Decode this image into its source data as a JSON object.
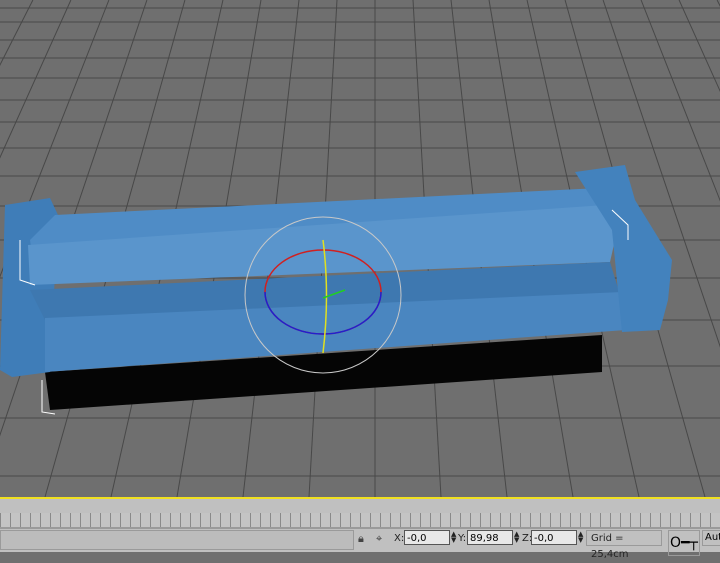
{
  "viewport": {
    "background": "#6f6f6f",
    "grid_color": "#4a4a4a",
    "object_color": "#4a86c0",
    "selection_highlight": "#f0e020"
  },
  "status": {
    "x_label": "X:",
    "x_value": "-0,0",
    "y_label": "Y:",
    "y_value": "89,98",
    "z_label": "Z:",
    "z_value": "-0,0",
    "grid": "Grid = 25,4cm",
    "auto_label": "Auto",
    "lock_icon": "lock-icon",
    "absolute_mode_icon": "absolute-transform-icon",
    "key_icon": "key-icon"
  }
}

+ + + + +

SET PROBLEM | Using the material above, return every line exactly as it appears, minus the pictures.

FINISHED EXERCISE |
Decode this image into its source data as a JSON object.
{
  "viewport": {
    "background": "#6f6f6f",
    "grid_color": "#4a4a4a",
    "object_color": "#4a86c0",
    "selection_highlight": "#f0e020"
  },
  "status": {
    "x_label": "X:",
    "x_value": "-0,0",
    "y_label": "Y:",
    "y_value": "89,98",
    "z_label": "Z:",
    "z_value": "-0,0",
    "grid": "Grid = 25,4cm",
    "auto_label": "Auto",
    "lock_icon": "lock-icon",
    "absolute_mode_icon": "absolute-transform-icon",
    "key_icon": "key-icon"
  }
}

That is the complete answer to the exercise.